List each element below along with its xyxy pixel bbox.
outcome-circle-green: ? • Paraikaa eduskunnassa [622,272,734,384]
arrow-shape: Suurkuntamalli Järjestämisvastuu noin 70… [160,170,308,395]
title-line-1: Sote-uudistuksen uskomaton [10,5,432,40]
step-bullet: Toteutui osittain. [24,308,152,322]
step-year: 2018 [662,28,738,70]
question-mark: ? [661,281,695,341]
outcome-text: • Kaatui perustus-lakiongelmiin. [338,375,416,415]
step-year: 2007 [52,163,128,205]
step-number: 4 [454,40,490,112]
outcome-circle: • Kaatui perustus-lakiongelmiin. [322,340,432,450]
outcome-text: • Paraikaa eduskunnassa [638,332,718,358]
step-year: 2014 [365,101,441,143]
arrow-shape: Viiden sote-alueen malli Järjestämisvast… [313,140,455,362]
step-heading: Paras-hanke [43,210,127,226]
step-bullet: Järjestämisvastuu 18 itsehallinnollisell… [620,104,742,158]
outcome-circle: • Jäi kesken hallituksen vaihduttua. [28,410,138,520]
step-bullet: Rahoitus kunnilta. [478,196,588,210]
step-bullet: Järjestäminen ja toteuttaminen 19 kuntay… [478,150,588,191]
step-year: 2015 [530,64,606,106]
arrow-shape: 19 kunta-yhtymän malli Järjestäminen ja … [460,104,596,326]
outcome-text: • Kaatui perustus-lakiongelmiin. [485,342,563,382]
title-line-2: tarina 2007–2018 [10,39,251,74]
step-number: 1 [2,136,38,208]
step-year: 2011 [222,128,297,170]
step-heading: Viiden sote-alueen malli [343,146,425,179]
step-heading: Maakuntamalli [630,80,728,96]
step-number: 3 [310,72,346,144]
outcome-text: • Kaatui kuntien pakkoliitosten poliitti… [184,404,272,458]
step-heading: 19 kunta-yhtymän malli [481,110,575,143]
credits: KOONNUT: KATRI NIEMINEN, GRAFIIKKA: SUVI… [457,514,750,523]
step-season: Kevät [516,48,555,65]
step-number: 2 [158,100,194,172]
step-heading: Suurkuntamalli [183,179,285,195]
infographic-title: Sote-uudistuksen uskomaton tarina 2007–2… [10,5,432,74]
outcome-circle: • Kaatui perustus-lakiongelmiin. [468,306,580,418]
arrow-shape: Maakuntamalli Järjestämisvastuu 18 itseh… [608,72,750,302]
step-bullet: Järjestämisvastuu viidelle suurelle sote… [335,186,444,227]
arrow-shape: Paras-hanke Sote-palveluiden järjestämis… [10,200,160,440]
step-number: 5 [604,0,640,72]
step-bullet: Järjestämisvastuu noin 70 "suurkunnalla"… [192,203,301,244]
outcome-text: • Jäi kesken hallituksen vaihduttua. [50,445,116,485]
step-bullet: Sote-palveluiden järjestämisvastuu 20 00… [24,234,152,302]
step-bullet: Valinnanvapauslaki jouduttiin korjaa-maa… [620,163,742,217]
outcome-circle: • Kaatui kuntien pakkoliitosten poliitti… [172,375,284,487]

▶ **INSTRUCTION**
Can you repeat all the rows above, changing every "step-bullet" to "step-point" and keeping everything else the same?

▶ **CORRECT OUTPUT**
List each element below along with its xyxy pixel bbox.
outcome-circle-green: ? • Paraikaa eduskunnassa [622,272,734,384]
arrow-shape: Suurkuntamalli Järjestämisvastuu noin 70… [160,170,308,395]
title-line-1: Sote-uudistuksen uskomaton [10,5,432,40]
step-point: Toteutui osittain. [24,308,152,322]
step-year: 2018 [662,28,738,70]
question-mark: ? [661,281,695,341]
outcome-text: • Kaatui perustus-lakiongelmiin. [338,375,416,415]
step-year: 2007 [52,163,128,205]
step-number: 4 [454,40,490,112]
outcome-circle: • Kaatui perustus-lakiongelmiin. [322,340,432,450]
outcome-text: • Paraikaa eduskunnassa [638,332,718,358]
step-year: 2014 [365,101,441,143]
arrow-shape: Viiden sote-alueen malli Järjestämisvast… [313,140,455,362]
step-heading: Paras-hanke [43,210,127,226]
step-point: Järjestämisvastuu 18 itsehallinnollisell… [620,104,742,158]
outcome-circle: • Jäi kesken hallituksen vaihduttua. [28,410,138,520]
step-point: Rahoitus kunnilta. [478,196,588,210]
step-point: Järjestäminen ja toteuttaminen 19 kuntay… [478,150,588,191]
step-year: 2015 [530,64,606,106]
arrow-shape: 19 kunta-yhtymän malli Järjestäminen ja … [460,104,596,326]
outcome-text: • Kaatui perustus-lakiongelmiin. [485,342,563,382]
title-line-2: tarina 2007–2018 [10,39,251,74]
step-number: 1 [2,136,38,208]
step-year: 2011 [222,128,297,170]
step-heading: Viiden sote-alueen malli [343,146,425,179]
step-heading: Maakuntamalli [630,80,728,96]
step-number: 3 [310,72,346,144]
outcome-text: • Kaatui kuntien pakkoliitosten poliitti… [184,404,272,458]
step-heading: 19 kunta-yhtymän malli [481,110,575,143]
credits: KOONNUT: KATRI NIEMINEN, GRAFIIKKA: SUVI… [457,514,750,523]
step-season: Kevät [516,48,555,65]
step-number: 2 [158,100,194,172]
step-heading: Suurkuntamalli [183,179,285,195]
infographic-title: Sote-uudistuksen uskomaton tarina 2007–2… [10,5,432,74]
outcome-circle: • Kaatui perustus-lakiongelmiin. [468,306,580,418]
arrow-shape: Maakuntamalli Järjestämisvastuu 18 itseh… [608,72,750,302]
step-point: Järjestämisvastuu viidelle suurelle sote… [335,186,444,227]
arrow-shape: Paras-hanke Sote-palveluiden järjestämis… [10,200,160,440]
step-number: 5 [604,0,640,72]
step-point: Järjestämisvastuu noin 70 "suurkunnalla"… [192,203,301,244]
outcome-text: • Jäi kesken hallituksen vaihduttua. [50,445,116,485]
step-point: Sote-palveluiden järjestämisvastuu 20 00… [24,234,152,302]
step-point: Valinnanvapauslaki jouduttiin korjaa-maa… [620,163,742,217]
outcome-circle: • Kaatui kuntien pakkoliitosten poliitti… [172,375,284,487]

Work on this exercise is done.